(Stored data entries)
— Start —

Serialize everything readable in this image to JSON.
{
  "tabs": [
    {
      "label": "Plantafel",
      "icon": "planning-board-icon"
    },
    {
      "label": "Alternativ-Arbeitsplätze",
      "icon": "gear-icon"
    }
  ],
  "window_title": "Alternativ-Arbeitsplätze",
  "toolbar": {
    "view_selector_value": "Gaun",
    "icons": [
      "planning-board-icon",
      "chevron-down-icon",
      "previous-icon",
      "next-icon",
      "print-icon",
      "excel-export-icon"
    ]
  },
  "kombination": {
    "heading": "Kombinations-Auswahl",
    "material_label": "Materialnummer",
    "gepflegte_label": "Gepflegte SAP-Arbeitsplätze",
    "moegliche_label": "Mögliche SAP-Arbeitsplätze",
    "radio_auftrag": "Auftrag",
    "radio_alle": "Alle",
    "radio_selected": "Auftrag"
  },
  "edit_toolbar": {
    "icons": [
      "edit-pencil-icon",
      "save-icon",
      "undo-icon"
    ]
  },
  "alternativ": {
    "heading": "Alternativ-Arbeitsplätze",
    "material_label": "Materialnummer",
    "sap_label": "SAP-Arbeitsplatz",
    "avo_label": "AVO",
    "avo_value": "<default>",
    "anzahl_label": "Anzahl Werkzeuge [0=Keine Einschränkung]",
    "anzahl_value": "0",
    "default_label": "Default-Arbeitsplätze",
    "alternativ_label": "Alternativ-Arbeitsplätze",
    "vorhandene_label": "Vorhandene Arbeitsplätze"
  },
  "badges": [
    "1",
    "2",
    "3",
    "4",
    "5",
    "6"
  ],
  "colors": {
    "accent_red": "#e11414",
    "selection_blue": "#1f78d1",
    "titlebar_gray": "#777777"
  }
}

— End —

TASK DESCRIPTION -
Pull out and copy each line containing the string "board".

THE ANSWER -
      "icon": "planning-board-icon"
      "planning-board-icon",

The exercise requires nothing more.